##### Отрывок текста #####

Счастье как антропологическая проблема
Вечные ориентиры счастья
Бахтин М. В.
Нация есть совокупность всех своих сограждан, и общественное счастье складывается из счастья всех частных лиц.
Гельвеций
В корпусе философско-этической проблематики одно из виднейших мест по праву занимает проблема человеческого счастья. В реестре имен ярчайших звезд научной, философской и богословской мысли вряд ли можно обнаружить хотя бы одного мыслителя, который не высказался бы каким-либо образом на этот счет.
Действительно, со времени выделения философии, морали и религии в самостоятельные формы общественного сознания попытки осмысления феномена счастья стали неотъемлемым моментом рефлексии по поводу того, что является смыслообразующим началом человеческого бытия. Более того, довольно часто, во многих случаях тема счастья становилась даже лейтмотивом всей философской системы того или иного мыслителя.

##### Исходные данные #####

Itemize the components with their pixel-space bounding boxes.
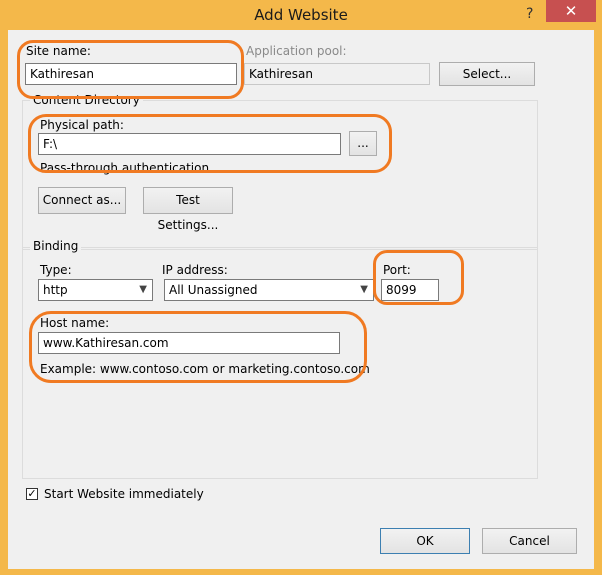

#####

Ваше задание =
Согласуются ли с отрывком о счастье утверждения (а), (б) и (в)? Для каждого ответьте «да» или «нет» и приведите решающие слова отрывка в точной цитате.
(а) Проблема человеческого счастья занимает одно из виднейших мест среди философско-этических проблем.
(б) Тема счастья никогда не становилась лейтмотивом всей философской системы какого-либо мыслителя.
(в) В высказывании Гельвеция общественное счастье складывается из счастья всех частных лиц.
Отвечайте, опираясь только на отрывок.

Письменный ответ =
(а) Да: «В корпусе философско-этической проблематики одно из виднейших мест по праву занимает проблема человеческого счастья».
(б) Нет: «довольно часто, во многих случаях тема счастья становилась даже лейтмотивом всей философской системы того или иного мыслителя».
(в) Да: «общественное счастье складывается из счастья всех частных лиц».